Find every line in the records below that holds the word "bilan" and copy it.

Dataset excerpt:
#####
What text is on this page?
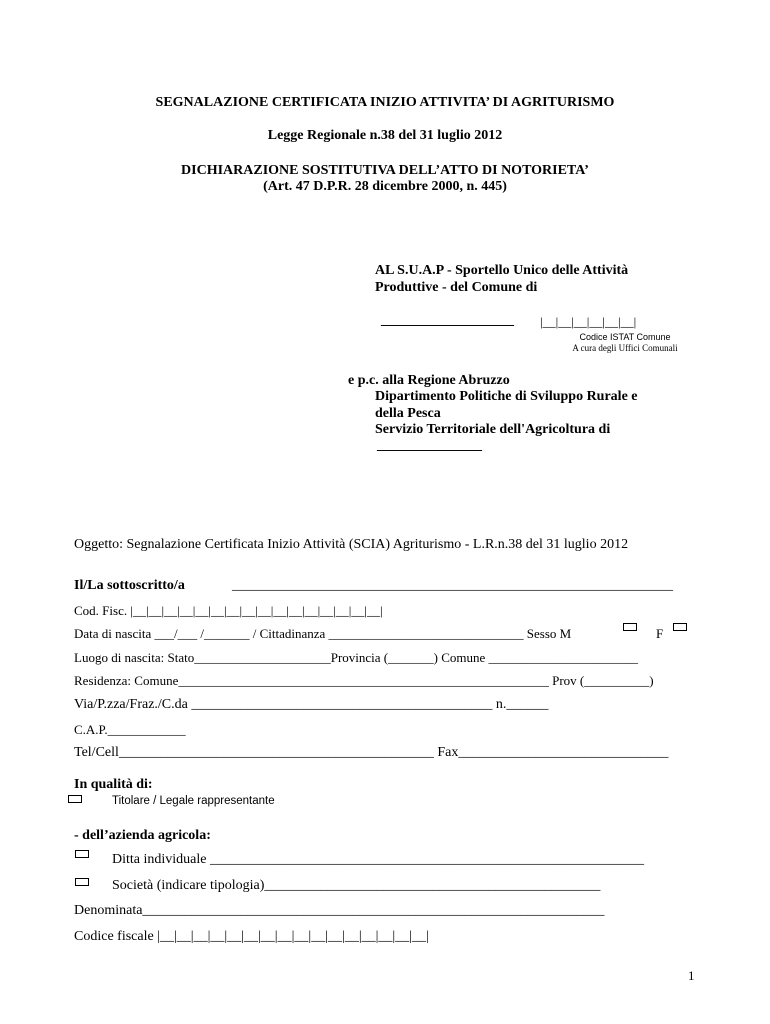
SEGNALAZIONE CERTIFICATA INIZIO ATTIVITA’ DI AGRITURISMO
Legge Regionale n.38 del 31 luglio 2012
DICHIARAZIONE SOSTITUTIVA DELL’ATTO DI NOTORIETA’
(Art. 47 D.P.R. 28 dicembre 2000, n. 445)
AL S.U.A.P - Sportello Unico delle Attività
Produttive - del Comune di
___________________ |__|__|__|__|__|__|
Codice ISTAT Comune
A cura degli Uffici Comunali
e p.c. alla Regione Abruzzo
Dipartimento Politiche di Sviluppo Rurale e
della Pesca
Servizio Territoriale dell'Agricoltura di
_______________
Oggetto: Segnalazione Certificata Inizio Attività (SCIA) Agriturismo - L.R.n.38 del 31 luglio 2012
Il/La sottoscritto/a	_______________________________________________________________
Cod. Fisc. |__|__|__|__|__|__|__|__|__|__|__|__|__|__|__|__|
Data di nascita ___/___ /_______ / Cittadinanza ______________________________ Sesso M	F
Luogo di nascita: Stato_____________________Provincia (_______) Comune _______________________
Residenza: Comune_________________________________________________________ Prov (__________)
Via/P.zza/Fraz./C.da ___________________________________________ n.______
C.A.P.____________
Tel/Cell_____________________________________________ Fax______________________________
In qualità di:
Titolare / Legale rappresentante
- dell’azienda agricola:
Ditta individuale ______________________________________________________________
Società (indicare tipologia)________________________________________________
Denominata__________________________________________________________________
Codice fiscale |__|__|__|__|__|__|__|__|__|__|__|__|__|__|__|__|
1
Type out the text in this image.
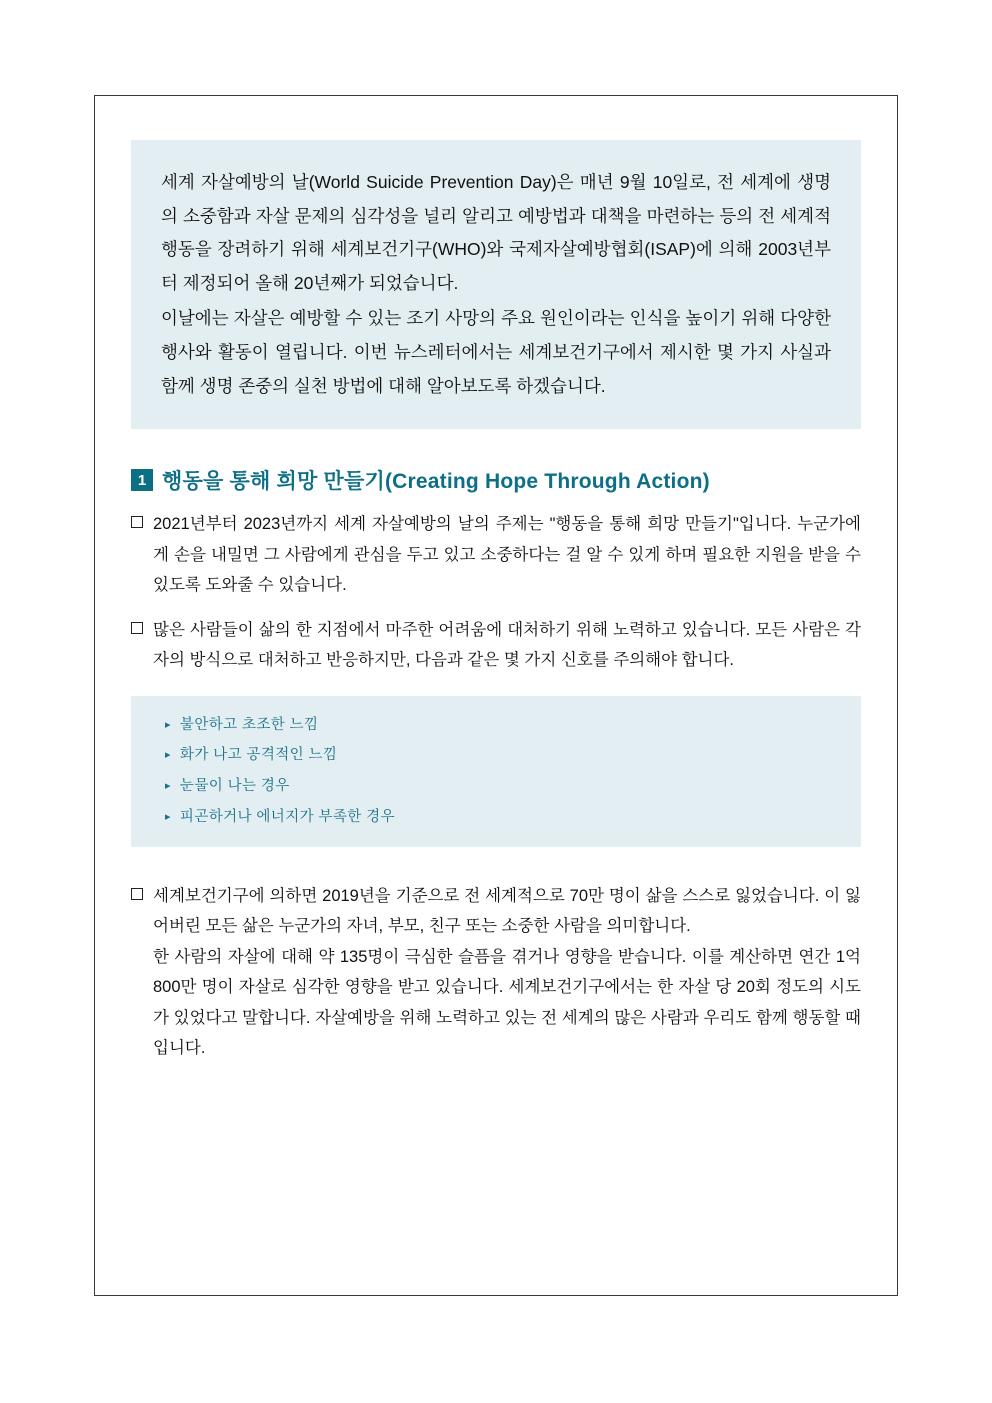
세계 자살예방의 날(World Suicide Prevention Day)은 매년 9월 10일로, 전 세계에 생명의 소중함과 자살 문제의 심각성을 널리 알리고 예방법과 대책을 마련하는 등의 전 세계적 행동을 장려하기 위해 세계보건기구(WHO)와 국제자살예방협회(ISAP)에 의해 2003년부터 제정되어 올해 20년째가 되었습니다.

이날에는 자살은 예방할 수 있는 조기 사망의 주요 원인이라는 인식을 높이기 위해 다양한 행사와 활동이 열립니다. 이번 뉴스레터에서는 세계보건기구에서 제시한 몇 가지 사실과 함께 생명 존중의 실천 방법에 대해 알아보도록 하겠습니다.

1 행동을 통해 희망 만들기(Creating Hope Through Action)
2021년부터 2023년까지 세계 자살예방의 날의 주제는 "행동을 통해 희망 만들기"입니다. 누군가에게 손을 내밀면 그 사람에게 관심을 두고 있고 소중하다는 걸 알 수 있게 하며 필요한 지원을 받을 수 있도록 도와줄 수 있습니다.
많은 사람들이 삶의 한 지점에서 마주한 어려움에 대처하기 위해 노력하고 있습니다. 모든 사람은 각자의 방식으로 대처하고 반응하지만, 다음과 같은 몇 가지 신호를 주의해야 합니다.
▸ 불안하고 초조한 느낌
▸ 화가 나고 공격적인 느낌
▸ 눈물이 나는 경우
▸ 피곤하거나 에너지가 부족한 경우

세계보건기구에 의하면 2019년을 기준으로 전 세계적으로 70만 명이 삶을 스스로 잃었습니다. 이 잃어버린 모든 삶은 누군가의 자녀, 부모, 친구 또는 소중한 사람을 의미합니다.

한 사람의 자살에 대해 약 135명이 극심한 슬픔을 겪거나 영향을 받습니다. 이를 계산하면 연간 1억 800만 명이 자살로 심각한 영향을 받고 있습니다. 세계보건기구에서는 한 자살 당 20회 정도의 시도가 있었다고 말합니다. 자살예방을 위해 노력하고 있는 전 세계의 많은 사람과 우리도 함께 행동할 때입니다.
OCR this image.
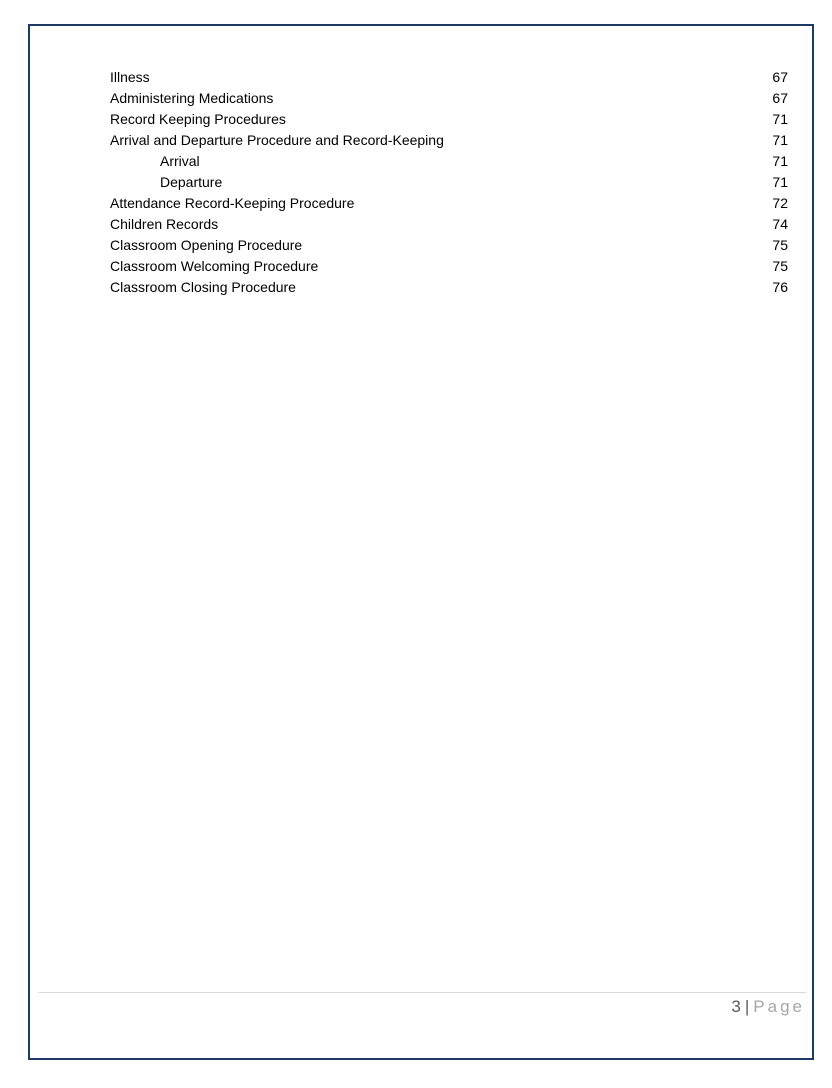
Illness	67
Administering Medications	67
Record Keeping Procedures	71
Arrival and Departure Procedure and Record-Keeping	71
Arrival	71
Departure	71
Attendance Record-Keeping Procedure	72
Children Records	74
Classroom Opening Procedure	75
Classroom Welcoming Procedure	75
Classroom Closing Procedure	76
3 | Page
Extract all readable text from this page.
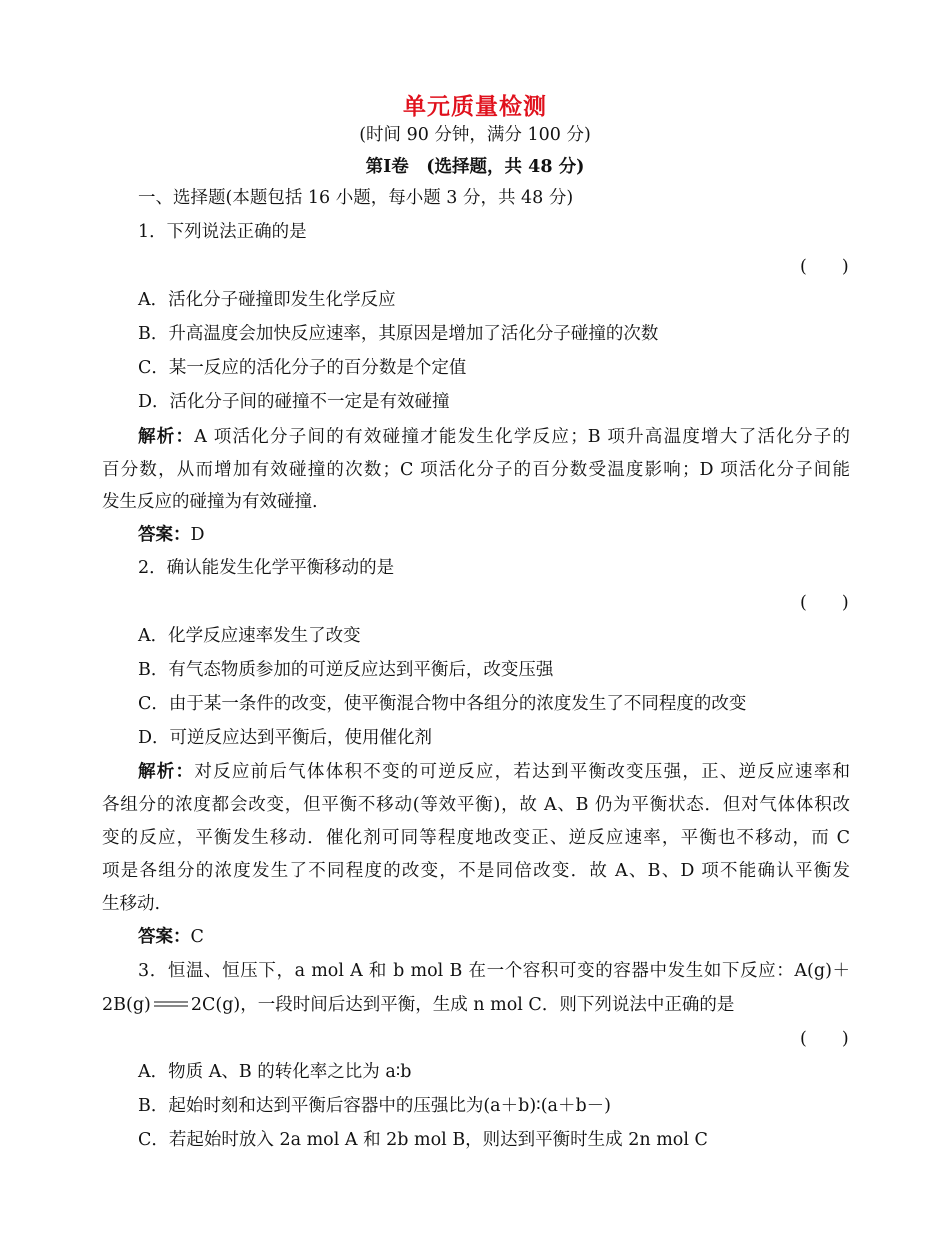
单元质量检测
(时间 90 分钟，满分 100 分)
第Ⅰ卷　 (选择题，共 48 分)
一、选择题(本题包括 16 小题，每小题 3 分，共 48 分)
1．下列说法正确的是
(　　)
A．活化分子碰撞即发生化学反应
B．升高温度会加快反应速率，其原因是增加了活化分子碰撞的次数
C．某一反应的活化分子的百分数是个定值
D．活化分子间的碰撞不一定是有效碰撞
解析：A 项活化分子间的有效碰撞才能发生化学反应；B 项升高温度增大了活化分子的
百分数，从而增加有效碰撞的次数；C 项活化分子的百分数受温度影响；D 项活化分子间能
发生反应的碰撞为有效碰撞.
答案：D
2．确认能发生化学平衡移动的是
(　　)
A．化学反应速率发生了改变
B．有气态物质参加的可逆反应达到平衡后，改变压强
C．由于某一条件的改变，使平衡混合物中各组分的浓度发生了不同程度的改变
D．可逆反应达到平衡后，使用催化剂
解析：对反应前后气体体积不变的可逆反应，若达到平衡改变压强，正、逆反应速率和
各组分的浓度都会改变，但平衡不移动(等效平衡)，故 A、B 仍为平衡状态．但对气体体积改
变的反应，平衡发生移动．催化剂可同等程度地改变正、逆反应速率，平衡也不移动，而 C
项是各组分的浓度发生了不同程度的改变，不是同倍改变．故 A、B、D 项不能确认平衡发
生移动.
答案：C
3．恒温、恒压下，a mol A 和 b mol B 在一个容积可变的容器中发生如下反应：A(g)＋
2B(g) 2C(g)，一段时间后达到平衡，生成 n mol C．则下列说法中正确的是
(　　)
A．物质 A、B 的转化率之比为 a∶b
B．起始时刻和达到平衡后容器中的压强比为(a＋b)∶(a＋b－)
C．若起始时放入 2a mol A 和 2b mol B，则达到平衡时生成 2n mol C
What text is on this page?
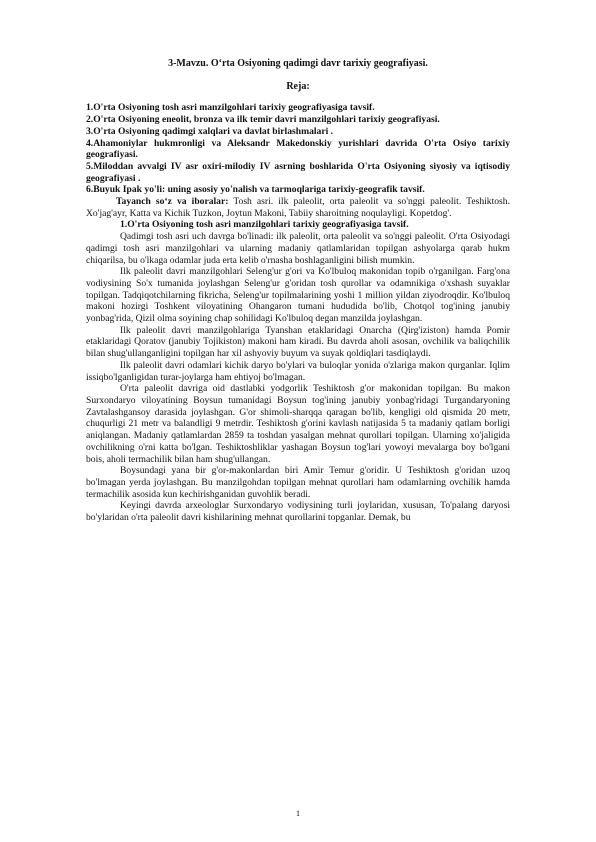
3-Mavzu. O‘rta Osiyoning qadimgi davr tarixiy geografiyasi.

Reja:

1.O'rta Osiyoning tosh asri manzilgohlari tarixiy geografiyasiga tavsif.

2.O'rta Osiyoning eneolit, bronza va ilk temir davri manzilgohlari tarixiy geografiyasi.

3.O'rta Osiyoning qadimgi xalqlari va davlat birlashmalari .

4.Ahamoniylar hukmronligi va Aleksandr Makedonskiy yurishlari davrida O'rta Osiyo tarixiy geografiyasi.

5.Miloddan avvalgi IV asr oxiri-milodiy IV asrning boshlarida O'rta Osiyoning siyosiy va iqtisodiy geografiyasi .

6.Buyuk Ipak yo'li: uning asosiy yo'nalish va tarmoqlariga tarixiy-geografik tavsif.

Tayanch so‘z va iboralar: Tosh asri. ilk paleolit, orta paleolit va so'nggi paleolit. Teshiktosh. Xo'jag'ayr, Katta va Kichik Tuzkon, Joytun Makoni, Tabiiy sharoitning noqulayligi. Kopetdog'.

1.O'rta Osiyoning tosh asri manzilgohlari tarixiy geografiyasiga tavsif.

Qadimgi tosh asri uch davrga bo'linadi: ilk paleolit, orta paleolit va so'nggi paleolit. O'rta Osiyodagi qadimgi tosh asri manzilgohlari va ularning madaniy qatlamlaridan topilgan ashyolarga qarab hukm chiqarilsa, bu o'lkaga odamlar juda erta kelib o'rnasha boshlaganligini bilish mumkin.

Ilk paleolit davri manzilgohlari Seleng'ur g'ori va Ko'lbuloq makonidan topib o'rganilgan. Farg'ona vodiysining So'x tumanida joylashgan Seleng'ur g'oridan tosh qurollar va odamnikiga o'xshash suyaklar topilgan. Tadqiqotchilarning fikricha, Seleng'ur topilmalarining yoshi 1 million yildan ziyodroqdir. Ko'lbuloq makoni hozirgi Toshkent viloyatining Ohangaron tumani hududida bo'lib, Chotqol tog'ining janubiy yonbag'rida, Qizil olma soyining chap sohilidagi Ko'lbuloq degan manzilda joylashgan.

Ilk paleolit davri manzilgohlariga Tyanshan etaklaridagi Onarcha (Qirg'iziston) hamda Pomir etaklaridagi Qoratov (janubiy Tojikiston) makoni ham kiradi. Bu davrda aholi asosan, ovchilik va baliqchilik bilan shug'ullanganligini topilgan har xil ashyoviy buyum va suyak qoldiqlari tasdiqlaydi.

Ilk paleolit davri odamlari kichik daryo bo'ylari va buloqlar yonida o'zlariga makon qurganlar. Iqlim issiqbo'lganligidan turar-joylarga ham ehtiyoj bo'lmagan.

O'rta paleolit davriga oid dastlabki yodgorlik Teshiktosh g'or makonidan topilgan. Bu makon Surxondaryo viloyatining Boysun tumanidagi Boysun tog'ining janubiy yonbag'ridagi Turgandaryoning Zavtalashgansoy darasida joylashgan. G'or shimoli-sharqqa qaragan bo'lib, kengligi old qismida 20 metr, chuqurligi 21 metr va balandligi 9 metrdir. Teshiktosh g'orini kavlash natijasida 5 ta madaniy qatlam borligi aniqlangan. Madaniy qatlamlardan 2859 ta toshdan yasalgan mehnat qurollari topilgan. Ularning xo'jaligida ovchilikning o'rni katta bo'lgan. Teshiktoshliklar yashagan Boysun tog'lari yowoyi mevalarga boy bo'lgani bois, aholi termachilik bilan ham shug'ullangan.

Boysundagi yana bir g'or-makonlardan biri Amir Temur g'oridir. U Teshiktosh g'oridan uzoq bo'lmagan yerda joylashgan. Bu manzilgohdan topilgan mehnat qurollari ham odamlarning ovchilik hamda termachilik asosida kun kechirishganidan guvohlik beradi.

Keyingi davrda arxeologlar Surxondaryo vodiysining turli joylaridan, xususan, To'palang daryosi bo'ylaridan o'rta paleolit davri kishilarining mehnat qurollarini topganlar. Demak, bu

1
#####
▶ _Complete response_:
Ilk paleolit davri manzilgohlariga Tyanshan etaklaridagi Onarcha (Qirg'iziston) hamda Pomir etaklaridagi Qoratov (janubiy Tojikiston) makoni ham kiradi. Bu davrda aholi asosan, ovchilik va baliqchilik bilan shug'ullanganligini topilgan har xil ashyoviy buyum va suyak qoldiqlari tasdiqlaydi.
O'rta paleolit davriga oid dastlabki yodgorlik Teshiktosh g'or makonidan topilgan. Bu makon Surxondaryo viloyatining Boysun tumanidagi Boysun tog'ining janubiy yonbag'ridagi Turgandaryoning Zavtalashgansoy darasida joylashgan. G'or shimoli-sharqqa qaragan bo'lib, kengligi old qismida 20 metr, chuqurligi 21 metr va balandligi 9 metrdir. Teshiktosh g'orini kavlash natijasida 5 ta madaniy qatlam borligi aniqlangan. Madaniy qatlamlardan 2859 ta toshdan yasalgan mehnat qurollari topilgan. Ularning xo'jaligida ovchilikning o'rni katta bo'lgan. Teshiktoshliklar yashagan Boysun tog'lari yowoyi mevalarga boy bo'lgani bois, aholi termachilik bilan ham shug'ullangan.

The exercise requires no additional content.